→ **Task**: Your copy of the material must match it exactly, except that pictures are dropped.

[Items from a data source]
■ ■ ■ ■ ■

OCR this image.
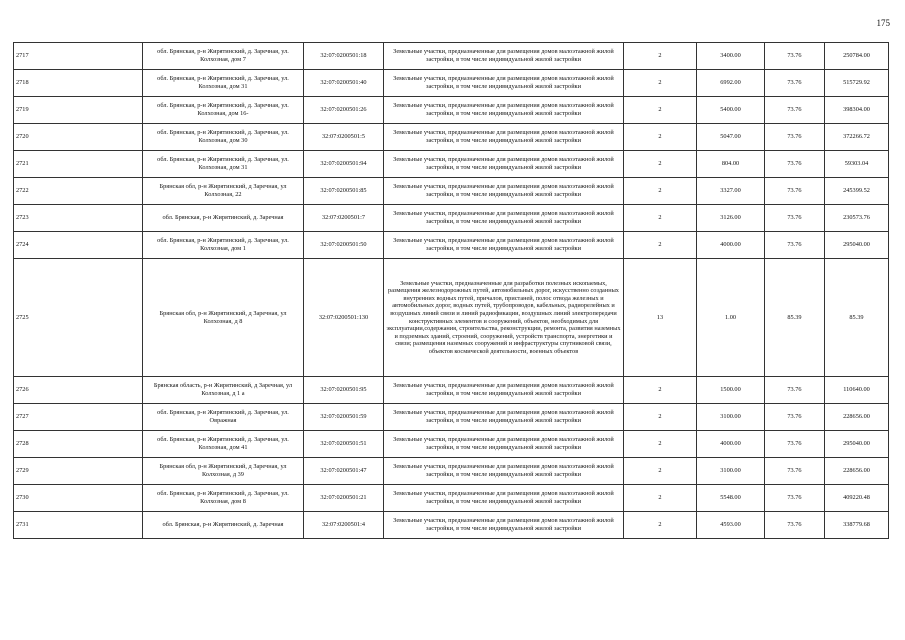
175
2717	обл. Брянская, р-н Жирятинский, д. Заречная, ул. Колхозная, дом 7	32:07:0200501:18	Земельные участки, предназначенные для размещения домов малоэтажной жилой застройки, в том числе индивидуальной жилой застройки	2	3400.00	73.76	250784.00
2718	обл. Брянская, р-н Жирятинский, д. Заречная, ул. Колхозная, дом 31	32:07:0200501:40	Земельные участки, предназначенные для размещения домов малоэтажной жилой застройки, в том числе индивидуальной жилой застройки	2	6992.00	73.76	515729.92
2719	обл. Брянская, р-н Жирятинский, д. Заречная, ул. Колхозная, дом 16-	32:07:0200501:26	Земельные участки, предназначенные для размещения домов малоэтажной жилой застройки, в том числе индивидуальной жилой застройки	2	5400.00	73.76	398304.00
2720	обл. Брянская, р-н Жирятинский, д. Заречная, ул. Колхозная, дом 30	32:07:0200501:5	Земельные участки, предназначенные для размещения домов малоэтажной жилой застройки, в том числе индивидуальной жилой застройки	2	5047.00	73.76	372266.72
2721	обл. Брянская, р-н Жирятинский, д. Заречная, ул. Колхозная, дом 31	32:07:0200501:94	Земельные участки, предназначенные для размещения домов малоэтажной жилой застройки, в том числе индивидуальной жилой застройки	2	804.00	73.76	59303.04
2722	Брянская обл, р-н Жирятинский, д Заречная, ул Колхозная, 22	32:07:0200501:85	Земельные участки, предназначенные для размещения домов малоэтажной жилой застройки, в том числе индивидуальной жилой застройки	2	3327.00	73.76	245399.52
2723	обл. Брянская, р-н Жирятинский, д. Заречная	32:07:0200501:7	Земельные участки, предназначенные для размещения домов малоэтажной жилой застройки, в том числе индивидуальной жилой застройки	2	3126.00	73.76	230573.76
2724	обл. Брянская, р-н Жирятинский, д. Заречная, ул. Колхозная, дом 1	32:07:0200501:50	Земельные участки, предназначенные для размещения домов малоэтажной жилой застройки, в том числе индивидуальной жилой застройки	2	4000.00	73.76	295040.00
2725	Брянская обл, р-н Жирятинский, д Заречная, ул Колхозная, д 8	32:07:0200501:130	Земельные участки, предназначенные для разработки полезных ископаемых, размещения железнодорожных путей, автомобильных дорог, искусственно созданных внутренних водных путей, причалов, пристаней, полос отвода железных и автомобильных дорог, водных путей, трубопроводов, кабельных, радиорелейных и воздушных линий связи и линий радиофикации, воздушных линий электропередачи конструктивных элементов и сооружений, объектов, необходимых для эксплуатации,содержания, строительства, реконструкции, ремонта, развития наземных и подземных зданий, строений, сооружений, устройств транспорта, энергетики и связи; размещения наземных сооружений и инфраструктуры спутниковой связи, объектов космической деятельности, военных объектов	13	1.00	85.39	85.39
2726	Брянская область, р-н Жирятинский, д Заречная, ул Колхозная, д 1 а	32:07:0200501:95	Земельные участки, предназначенные для размещения домов малоэтажной жилой застройки, в том числе индивидуальной жилой застройки	2	1500.00	73.76	110640.00
2727	обл. Брянская, р-н Жирятинский, д. Заречная, ул. Овражная	32:07:0200501:59	Земельные участки, предназначенные для размещения домов малоэтажной жилой застройки, в том числе индивидуальной жилой застройки	2	3100.00	73.76	228656.00
2728	обл. Брянская, р-н Жирятинский, д. Заречная, ул. Колхозная, дом 41	32:07:0200501:51	Земельные участки, предназначенные для размещения домов малоэтажной жилой застройки, в том числе индивидуальной жилой застройки	2	4000.00	73.76	295040.00
2729	Брянская обл, р-н Жирятинский, д Заречная, ул Колхозная, д 39	32:07:0200501:47	Земельные участки, предназначенные для размещения домов малоэтажной жилой застройки, в том числе индивидуальной жилой застройки	2	3100.00	73.76	228656.00
2730	обл. Брянская, р-н Жирятинский, д. Заречная, ул. Колхозная, дом 8	32:07:0200501:21	Земельные участки, предназначенные для размещения домов малоэтажной жилой застройки, в том числе индивидуальной жилой застройки	2	5548.00	73.76	409220.48
2731	обл. Брянская, р-н Жирятинский, д. Заречная	32:07:0200501:4	Земельные участки, предназначенные для размещения домов малоэтажной жилой застройки, в том числе индивидуальной жилой застройки	2	4593.00	73.76	338779.68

■ ■ ■ ■ ■

→ **Output below**:
OCR this image.
175
2717	обл. Брянская, р-н Жирятинский, д. Заречная, ул. Колхозная, дом 7	32:07:0200501:18	Земельные участки, предназначенные для размещения домов малоэтажной жилой застройки, в том числе индивидуальной жилой застройки	2	3400.00	73.76	250784.00
2718	обл. Брянская, р-н Жирятинский, д. Заречная, ул. Колхозная, дом 31	32:07:0200501:40	Земельные участки, предназначенные для размещения домов малоэтажной жилой застройки, в том числе индивидуальной жилой застройки	2	6992.00	73.76	515729.92
2719	обл. Брянская, р-н Жирятинский, д. Заречная, ул. Колхозная, дом 16-	32:07:0200501:26	Земельные участки, предназначенные для размещения домов малоэтажной жилой застройки, в том числе индивидуальной жилой застройки	2	5400.00	73.76	398304.00
2720	обл. Брянская, р-н Жирятинский, д. Заречная, ул. Колхозная, дом 30	32:07:0200501:5	Земельные участки, предназначенные для размещения домов малоэтажной жилой застройки, в том числе индивидуальной жилой застройки	2	5047.00	73.76	372266.72
2721	обл. Брянская, р-н Жирятинский, д. Заречная, ул. Колхозная, дом 31	32:07:0200501:94	Земельные участки, предназначенные для размещения домов малоэтажной жилой застройки, в том числе индивидуальной жилой застройки	2	804.00	73.76	59303.04
2722	Брянская обл, р-н Жирятинский, д Заречная, ул Колхозная, 22	32:07:0200501:85	Земельные участки, предназначенные для размещения домов малоэтажной жилой застройки, в том числе индивидуальной жилой застройки	2	3327.00	73.76	245399.52
2723	обл. Брянская, р-н Жирятинский, д. Заречная	32:07:0200501:7	Земельные участки, предназначенные для размещения домов малоэтажной жилой застройки, в том числе индивидуальной жилой застройки	2	3126.00	73.76	230573.76
2724	обл. Брянская, р-н Жирятинский, д. Заречная, ул. Колхозная, дом 1	32:07:0200501:50	Земельные участки, предназначенные для размещения домов малоэтажной жилой застройки, в том числе индивидуальной жилой застройки	2	4000.00	73.76	295040.00
2725	Брянская обл, р-н Жирятинский, д Заречная, ул Колхозная, д 8	32:07:0200501:130	Земельные участки, предназначенные для разработки полезных ископаемых, размещения железнодорожных путей, автомобильных дорог, искусственно созданных внутренних водных путей, причалов, пристаней, полос отвода железных и автомобильных дорог, водных путей, трубопроводов, кабельных, радиорелейных и воздушных линий связи и линий радиофикации, воздушных линий электропередачи конструктивных элементов и сооружений, объектов, необходимых для эксплуатации,содержания, строительства, реконструкции, ремонта, развития наземных и подземных зданий, строений, сооружений, устройств транспорта, энергетики и связи; размещения наземных сооружений и инфраструктуры спутниковой связи, объектов космической деятельности, военных объектов	13	1.00	85.39	85.39
2726	Брянская область, р-н Жирятинский, д Заречная, ул Колхозная, д 1 а	32:07:0200501:95	Земельные участки, предназначенные для размещения домов малоэтажной жилой застройки, в том числе индивидуальной жилой застройки	2	1500.00	73.76	110640.00
2727	обл. Брянская, р-н Жирятинский, д. Заречная, ул. Овражная	32:07:0200501:59	Земельные участки, предназначенные для размещения домов малоэтажной жилой застройки, в том числе индивидуальной жилой застройки	2	3100.00	73.76	228656.00
2728	обл. Брянская, р-н Жирятинский, д. Заречная, ул. Колхозная, дом 41	32:07:0200501:51	Земельные участки, предназначенные для размещения домов малоэтажной жилой застройки, в том числе индивидуальной жилой застройки	2	4000.00	73.76	295040.00
2729	Брянская обл, р-н Жирятинский, д Заречная, ул Колхозная, д 39	32:07:0200501:47	Земельные участки, предназначенные для размещения домов малоэтажной жилой застройки, в том числе индивидуальной жилой застройки	2	3100.00	73.76	228656.00
2730	обл. Брянская, р-н Жирятинский, д. Заречная, ул. Колхозная, дом 8	32:07:0200501:21	Земельные участки, предназначенные для размещения домов малоэтажной жилой застройки, в том числе индивидуальной жилой застройки	2	5548.00	73.76	409220.48
2731	обл. Брянская, р-н Жирятинский, д. Заречная	32:07:0200501:4	Земельные участки, предназначенные для размещения домов малоэтажной жилой застройки, в том числе индивидуальной жилой застройки	2	4593.00	73.76	338779.68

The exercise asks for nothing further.